*What the exercise asks*:
Go through the data below and gather each line containing "Unknown".

Dataset rows about figures:
_____

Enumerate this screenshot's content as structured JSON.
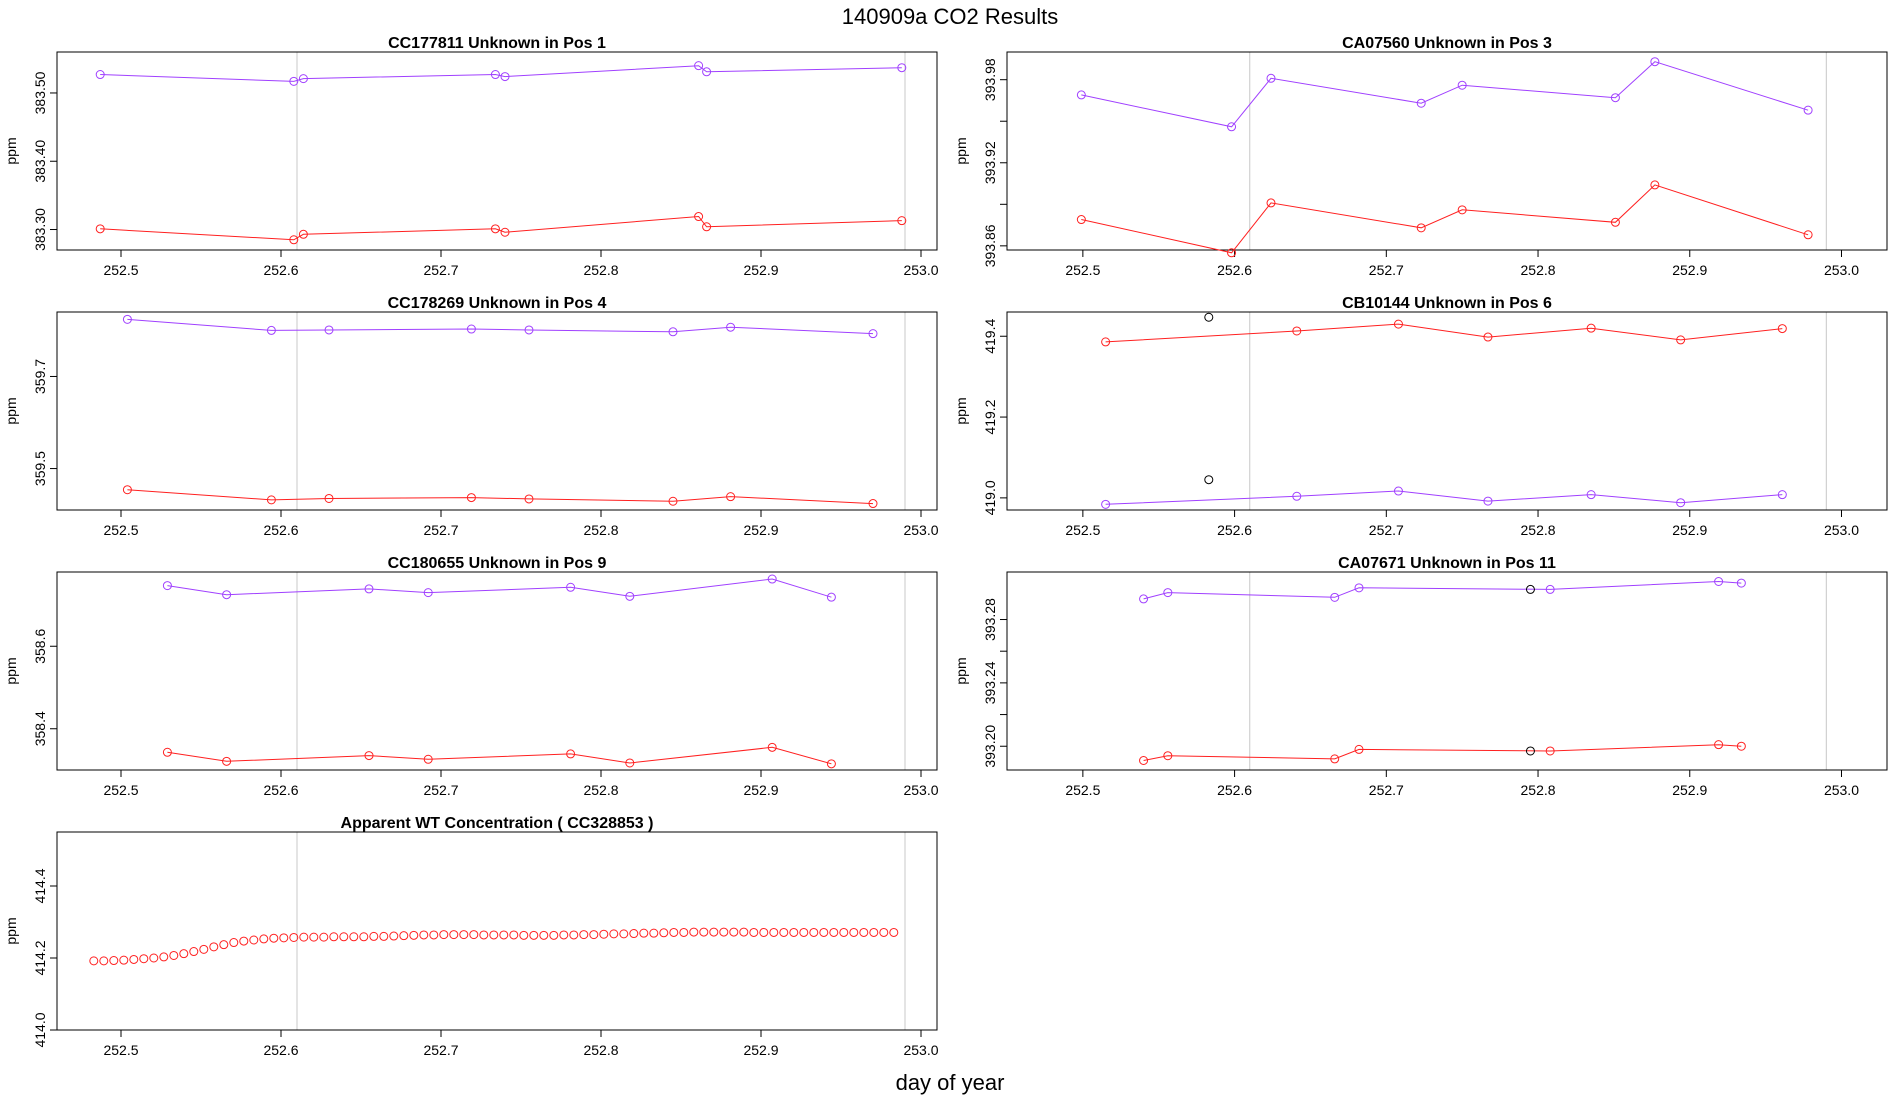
{
  "page": {
    "title": "140909a  CO2 Results",
    "x_caption": "day of year"
  },
  "chart_data": [
    {
      "type": "line",
      "title": "CC177811    Unknown in Pos 1",
      "ylabel": "ppm",
      "xlim": [
        252.46,
        253.01
      ],
      "ylim": [
        383.27,
        383.56
      ],
      "yticks": [
        383.3,
        383.4,
        383.5
      ],
      "ytick_labels": [
        "383.30",
        "383.40",
        "383.50"
      ],
      "xticks": [
        252.5,
        252.6,
        252.7,
        252.8,
        252.9,
        253.0
      ],
      "xtick_labels": [
        "252.5",
        "252.6",
        "252.7",
        "252.8",
        "252.9",
        "253.0"
      ],
      "vlines": [
        252.61,
        252.99
      ],
      "series": [
        {
          "color": "#a040ff",
          "x": [
            252.487,
            252.608,
            252.614,
            252.734,
            252.74,
            252.861,
            252.866,
            252.988
          ],
          "y": [
            383.527,
            383.517,
            383.521,
            383.527,
            383.524,
            383.54,
            383.531,
            383.537
          ]
        },
        {
          "color": "#ff2020",
          "x": [
            252.487,
            252.608,
            252.614,
            252.734,
            252.74,
            252.861,
            252.866,
            252.988
          ],
          "y": [
            383.301,
            383.285,
            383.293,
            383.301,
            383.296,
            383.319,
            383.304,
            383.313
          ]
        }
      ]
    },
    {
      "type": "line",
      "title": "CA07560    Unknown in Pos 3",
      "ylabel": "ppm",
      "xlim": [
        252.45,
        253.03
      ],
      "ylim": [
        393.857,
        394.0
      ],
      "yticks": [
        393.86,
        393.89,
        393.92,
        393.95,
        393.98
      ],
      "ytick_labels": [
        "393.86",
        "",
        "393.92",
        "",
        "393.98"
      ],
      "xticks": [
        252.5,
        252.6,
        252.7,
        252.8,
        252.9,
        253.0
      ],
      "xtick_labels": [
        "252.5",
        "252.6",
        "252.7",
        "252.8",
        "252.9",
        "253.0"
      ],
      "vlines": [
        252.61,
        252.99
      ],
      "series": [
        {
          "color": "#a040ff",
          "x": [
            252.499,
            252.598,
            252.624,
            252.723,
            252.75,
            252.851,
            252.877,
            252.978
          ],
          "y": [
            393.969,
            393.946,
            393.981,
            393.963,
            393.976,
            393.967,
            393.993,
            393.958
          ]
        },
        {
          "color": "#ff2020",
          "x": [
            252.499,
            252.598,
            252.624,
            252.723,
            252.75,
            252.851,
            252.877,
            252.978
          ],
          "y": [
            393.879,
            393.855,
            393.891,
            393.873,
            393.886,
            393.877,
            393.904,
            393.868
          ]
        }
      ]
    },
    {
      "type": "line",
      "title": "CC178269    Unknown in Pos 4",
      "ylabel": "ppm",
      "xlim": [
        252.46,
        253.01
      ],
      "ylim": [
        359.41,
        359.84
      ],
      "yticks": [
        359.5,
        359.7
      ],
      "ytick_labels": [
        "359.5",
        "359.7"
      ],
      "xticks": [
        252.5,
        252.6,
        252.7,
        252.8,
        252.9,
        253.0
      ],
      "xtick_labels": [
        "252.5",
        "252.6",
        "252.7",
        "252.8",
        "252.9",
        "253.0"
      ],
      "vlines": [
        252.61,
        252.99
      ],
      "series": [
        {
          "color": "#a040ff",
          "x": [
            252.504,
            252.594,
            252.63,
            252.719,
            252.755,
            252.845,
            252.881,
            252.97
          ],
          "y": [
            359.824,
            359.8,
            359.801,
            359.803,
            359.801,
            359.797,
            359.807,
            359.793
          ]
        },
        {
          "color": "#ff2020",
          "x": [
            252.504,
            252.594,
            252.63,
            252.719,
            252.755,
            252.845,
            252.881,
            252.97
          ],
          "y": [
            359.454,
            359.432,
            359.435,
            359.437,
            359.434,
            359.429,
            359.439,
            359.424
          ]
        }
      ]
    },
    {
      "type": "line",
      "title": "CB10144    Unknown in Pos 6",
      "ylabel": "ppm",
      "xlim": [
        252.45,
        253.03
      ],
      "ylim": [
        418.97,
        419.46
      ],
      "yticks": [
        419.0,
        419.2,
        419.4
      ],
      "ytick_labels": [
        "419.0",
        "419.2",
        "419.4"
      ],
      "xticks": [
        252.5,
        252.6,
        252.7,
        252.8,
        252.9,
        253.0
      ],
      "xtick_labels": [
        "252.5",
        "252.6",
        "252.7",
        "252.8",
        "252.9",
        "253.0"
      ],
      "vlines": [
        252.61,
        252.99
      ],
      "series": [
        {
          "color": "#a040ff",
          "x": [
            252.515,
            252.641,
            252.708,
            252.767,
            252.835,
            252.894,
            252.961
          ],
          "y": [
            418.984,
            419.004,
            419.017,
            418.992,
            419.008,
            418.988,
            419.008
          ]
        },
        {
          "color": "#ff2020",
          "x": [
            252.515,
            252.641,
            252.708,
            252.767,
            252.835,
            252.894,
            252.961
          ],
          "y": [
            419.386,
            419.413,
            419.43,
            419.398,
            419.42,
            419.391,
            419.419
          ]
        }
      ],
      "outliers": {
        "color": "#000000",
        "x": [
          252.583,
          252.583
        ],
        "y": [
          419.447,
          419.045
        ]
      }
    },
    {
      "type": "line",
      "title": "CC180655    Unknown in Pos 9",
      "ylabel": "ppm",
      "xlim": [
        252.46,
        253.01
      ],
      "ylim": [
        358.3,
        358.78
      ],
      "yticks": [
        358.4,
        358.6
      ],
      "ytick_labels": [
        "358.4",
        "358.6"
      ],
      "xticks": [
        252.5,
        252.6,
        252.7,
        252.8,
        252.9,
        253.0
      ],
      "xtick_labels": [
        "252.5",
        "252.6",
        "252.7",
        "252.8",
        "252.9",
        "253.0"
      ],
      "vlines": [
        252.61,
        252.99
      ],
      "series": [
        {
          "color": "#a040ff",
          "x": [
            252.529,
            252.566,
            252.655,
            252.692,
            252.781,
            252.818,
            252.907,
            252.944
          ],
          "y": [
            358.747,
            358.725,
            358.739,
            358.73,
            358.743,
            358.721,
            358.763,
            358.719
          ]
        },
        {
          "color": "#ff2020",
          "x": [
            252.529,
            252.566,
            252.655,
            252.692,
            252.781,
            252.818,
            252.907,
            252.944
          ],
          "y": [
            358.343,
            358.321,
            358.335,
            358.326,
            358.339,
            358.317,
            358.355,
            358.315
          ]
        }
      ]
    },
    {
      "type": "line",
      "title": "CA07671    Unknown in Pos 11",
      "ylabel": "ppm",
      "xlim": [
        252.45,
        253.03
      ],
      "ylim": [
        393.185,
        393.31
      ],
      "yticks": [
        393.2,
        393.22,
        393.24,
        393.26,
        393.28
      ],
      "ytick_labels": [
        "393.20",
        "",
        "393.24",
        "",
        "393.28"
      ],
      "xticks": [
        252.5,
        252.6,
        252.7,
        252.8,
        252.9,
        253.0
      ],
      "xtick_labels": [
        "252.5",
        "252.6",
        "252.7",
        "252.8",
        "252.9",
        "253.0"
      ],
      "vlines": [
        252.61,
        252.99
      ],
      "series": [
        {
          "color": "#a040ff",
          "x": [
            252.54,
            252.556,
            252.666,
            252.682,
            252.808,
            252.919,
            252.934
          ],
          "y": [
            393.293,
            393.297,
            393.294,
            393.3,
            393.299,
            393.304,
            393.303
          ]
        },
        {
          "color": "#ff2020",
          "x": [
            252.54,
            252.556,
            252.666,
            252.682,
            252.808,
            252.919,
            252.934
          ],
          "y": [
            393.191,
            393.194,
            393.192,
            393.198,
            393.197,
            393.201,
            393.2
          ]
        }
      ],
      "outliers": {
        "color": "#000000",
        "x": [
          252.795,
          252.795
        ],
        "y": [
          393.299,
          393.197
        ]
      }
    },
    {
      "type": "scatter",
      "title": "Apparent WT Concentration ( CC328853 )",
      "ylabel": "ppm",
      "xlim": [
        252.46,
        253.01
      ],
      "ylim": [
        414.0,
        414.55
      ],
      "yticks": [
        414.0,
        414.2,
        414.4
      ],
      "ytick_labels": [
        "414.0",
        "414.2",
        "414.4"
      ],
      "xticks": [
        252.5,
        252.6,
        252.7,
        252.8,
        252.9,
        253.0
      ],
      "xtick_labels": [
        "252.5",
        "252.6",
        "252.7",
        "252.8",
        "252.9",
        "253.0"
      ],
      "vlines": [
        252.61,
        252.99
      ],
      "series": [
        {
          "color": "#ff2020",
          "x_start": 252.483,
          "x_step": 0.00625,
          "y": [
            414.192,
            414.192,
            414.193,
            414.194,
            414.196,
            414.198,
            414.2,
            414.203,
            414.207,
            414.212,
            414.218,
            414.224,
            414.231,
            414.237,
            414.243,
            414.247,
            414.25,
            414.253,
            414.255,
            414.256,
            414.257,
            414.258,
            414.258,
            414.258,
            414.259,
            414.259,
            414.259,
            414.259,
            414.26,
            414.26,
            414.261,
            414.262,
            414.263,
            414.264,
            414.264,
            414.265,
            414.265,
            414.265,
            414.265,
            414.264,
            414.264,
            414.264,
            414.264,
            414.263,
            414.263,
            414.263,
            414.263,
            414.264,
            414.264,
            414.265,
            414.265,
            414.266,
            414.267,
            414.267,
            414.268,
            414.269,
            414.269,
            414.27,
            414.271,
            414.271,
            414.272,
            414.272,
            414.272,
            414.272,
            414.272,
            414.272,
            414.271,
            414.271,
            414.271,
            414.271,
            414.271,
            414.271,
            414.271,
            414.271,
            414.271,
            414.271,
            414.271,
            414.271,
            414.271,
            414.271,
            414.271
          ]
        }
      ]
    }
  ]
}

_____

*Solution to the problem*:
      "title": "CC177811    Unknown in Pos 1",
      "title": "CA07560    Unknown in Pos 3",
      "title": "CC178269    Unknown in Pos 4",
      "title": "CB10144    Unknown in Pos 6",
      "title": "CC180655    Unknown in Pos 9",
      "title": "CA07671    Unknown in Pos 11",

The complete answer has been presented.